====== Raw data ======

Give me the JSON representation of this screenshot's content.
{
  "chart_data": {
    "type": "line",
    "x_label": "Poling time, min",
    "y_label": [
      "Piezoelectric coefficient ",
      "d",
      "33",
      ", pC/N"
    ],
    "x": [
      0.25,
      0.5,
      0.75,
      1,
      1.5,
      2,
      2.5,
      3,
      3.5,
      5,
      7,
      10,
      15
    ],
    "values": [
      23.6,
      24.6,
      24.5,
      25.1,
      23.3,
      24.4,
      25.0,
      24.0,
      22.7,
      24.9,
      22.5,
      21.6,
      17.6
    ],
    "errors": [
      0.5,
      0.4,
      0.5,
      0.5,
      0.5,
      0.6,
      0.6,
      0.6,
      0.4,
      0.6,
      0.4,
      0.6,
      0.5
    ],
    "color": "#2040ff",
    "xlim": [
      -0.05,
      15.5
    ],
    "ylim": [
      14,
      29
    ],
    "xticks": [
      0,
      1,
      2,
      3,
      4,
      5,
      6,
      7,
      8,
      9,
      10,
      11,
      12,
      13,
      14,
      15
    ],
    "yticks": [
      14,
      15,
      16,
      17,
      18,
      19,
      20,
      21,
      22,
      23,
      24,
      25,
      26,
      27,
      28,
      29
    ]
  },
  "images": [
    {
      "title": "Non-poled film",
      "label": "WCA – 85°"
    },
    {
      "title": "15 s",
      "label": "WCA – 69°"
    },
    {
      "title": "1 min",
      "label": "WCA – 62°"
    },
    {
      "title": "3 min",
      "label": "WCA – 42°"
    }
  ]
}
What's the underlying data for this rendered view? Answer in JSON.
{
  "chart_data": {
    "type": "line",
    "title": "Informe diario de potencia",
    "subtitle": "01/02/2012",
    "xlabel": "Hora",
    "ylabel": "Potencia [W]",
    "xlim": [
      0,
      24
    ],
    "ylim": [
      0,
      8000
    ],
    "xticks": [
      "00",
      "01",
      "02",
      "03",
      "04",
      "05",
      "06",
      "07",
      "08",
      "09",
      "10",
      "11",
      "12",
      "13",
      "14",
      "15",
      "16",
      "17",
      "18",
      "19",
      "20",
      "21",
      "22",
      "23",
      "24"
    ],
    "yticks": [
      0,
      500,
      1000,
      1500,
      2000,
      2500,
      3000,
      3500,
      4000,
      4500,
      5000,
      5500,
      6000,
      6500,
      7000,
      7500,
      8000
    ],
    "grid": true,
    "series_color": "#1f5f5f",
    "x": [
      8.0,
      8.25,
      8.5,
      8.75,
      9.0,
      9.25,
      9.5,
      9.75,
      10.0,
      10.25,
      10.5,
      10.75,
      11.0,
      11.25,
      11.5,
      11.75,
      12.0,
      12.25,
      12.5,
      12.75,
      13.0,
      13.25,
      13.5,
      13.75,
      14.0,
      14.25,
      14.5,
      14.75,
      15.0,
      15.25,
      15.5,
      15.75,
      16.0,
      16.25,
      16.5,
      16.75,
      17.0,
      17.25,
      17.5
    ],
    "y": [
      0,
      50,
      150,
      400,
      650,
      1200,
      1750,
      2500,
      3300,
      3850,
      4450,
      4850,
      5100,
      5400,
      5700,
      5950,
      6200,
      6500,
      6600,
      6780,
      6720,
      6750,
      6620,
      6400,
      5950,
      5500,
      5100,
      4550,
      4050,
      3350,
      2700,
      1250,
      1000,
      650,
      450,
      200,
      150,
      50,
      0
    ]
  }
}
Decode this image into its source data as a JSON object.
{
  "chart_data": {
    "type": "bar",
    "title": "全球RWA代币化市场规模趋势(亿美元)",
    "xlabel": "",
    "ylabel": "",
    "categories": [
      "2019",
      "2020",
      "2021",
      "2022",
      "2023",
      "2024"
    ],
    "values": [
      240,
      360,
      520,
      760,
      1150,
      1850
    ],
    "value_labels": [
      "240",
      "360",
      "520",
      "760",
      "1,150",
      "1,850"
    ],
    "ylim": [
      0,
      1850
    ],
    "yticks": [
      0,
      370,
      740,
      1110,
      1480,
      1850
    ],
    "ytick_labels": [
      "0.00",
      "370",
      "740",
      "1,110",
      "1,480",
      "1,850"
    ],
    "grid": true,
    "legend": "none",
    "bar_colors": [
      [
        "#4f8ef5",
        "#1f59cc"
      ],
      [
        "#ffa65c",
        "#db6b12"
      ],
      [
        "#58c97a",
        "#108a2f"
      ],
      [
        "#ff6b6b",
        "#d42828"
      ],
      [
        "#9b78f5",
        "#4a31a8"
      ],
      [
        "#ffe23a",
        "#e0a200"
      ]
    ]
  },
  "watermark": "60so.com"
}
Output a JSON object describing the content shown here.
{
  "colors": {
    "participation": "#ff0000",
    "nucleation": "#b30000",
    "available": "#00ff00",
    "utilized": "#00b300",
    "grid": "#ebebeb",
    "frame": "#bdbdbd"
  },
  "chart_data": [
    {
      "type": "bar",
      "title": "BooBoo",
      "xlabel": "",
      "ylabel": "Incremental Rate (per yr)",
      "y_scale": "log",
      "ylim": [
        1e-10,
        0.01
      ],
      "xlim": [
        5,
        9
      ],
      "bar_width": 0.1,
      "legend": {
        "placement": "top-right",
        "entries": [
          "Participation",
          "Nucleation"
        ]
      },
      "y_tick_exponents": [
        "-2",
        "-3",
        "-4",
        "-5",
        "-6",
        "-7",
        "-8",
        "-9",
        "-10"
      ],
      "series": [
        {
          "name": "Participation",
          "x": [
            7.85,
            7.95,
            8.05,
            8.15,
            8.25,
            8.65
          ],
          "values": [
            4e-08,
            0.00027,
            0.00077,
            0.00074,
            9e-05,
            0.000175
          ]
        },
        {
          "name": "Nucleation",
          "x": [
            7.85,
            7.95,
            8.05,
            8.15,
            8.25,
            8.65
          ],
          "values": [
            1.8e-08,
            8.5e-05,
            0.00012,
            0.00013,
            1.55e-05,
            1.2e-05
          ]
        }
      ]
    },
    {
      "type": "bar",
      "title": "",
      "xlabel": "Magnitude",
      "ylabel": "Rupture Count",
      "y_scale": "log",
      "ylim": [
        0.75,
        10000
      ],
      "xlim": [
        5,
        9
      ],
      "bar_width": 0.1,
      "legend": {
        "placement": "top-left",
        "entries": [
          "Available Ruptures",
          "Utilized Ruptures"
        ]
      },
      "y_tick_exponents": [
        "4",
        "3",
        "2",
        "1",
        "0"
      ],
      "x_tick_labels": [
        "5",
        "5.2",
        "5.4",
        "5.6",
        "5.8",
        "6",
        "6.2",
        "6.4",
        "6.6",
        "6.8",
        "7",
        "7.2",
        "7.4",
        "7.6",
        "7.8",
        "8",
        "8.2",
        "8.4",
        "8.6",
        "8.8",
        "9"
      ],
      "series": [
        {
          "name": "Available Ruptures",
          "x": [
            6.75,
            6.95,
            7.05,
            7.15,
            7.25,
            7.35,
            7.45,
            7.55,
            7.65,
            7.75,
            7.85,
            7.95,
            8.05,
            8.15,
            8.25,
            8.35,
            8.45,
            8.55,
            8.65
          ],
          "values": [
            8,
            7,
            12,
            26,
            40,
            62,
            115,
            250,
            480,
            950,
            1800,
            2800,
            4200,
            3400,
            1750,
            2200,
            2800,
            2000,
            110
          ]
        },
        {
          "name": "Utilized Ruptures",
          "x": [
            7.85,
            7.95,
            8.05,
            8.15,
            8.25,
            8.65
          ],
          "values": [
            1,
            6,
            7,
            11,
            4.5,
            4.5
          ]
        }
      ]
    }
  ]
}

======

Do this
Report all lines of the material that contain the word "ylabel".

Reply to the task
    "ylabel": "Potencia [W]",
    "ylabel": "",
      "ylabel": "Incremental Rate (per yr)",
      "ylabel": "Rupture Count",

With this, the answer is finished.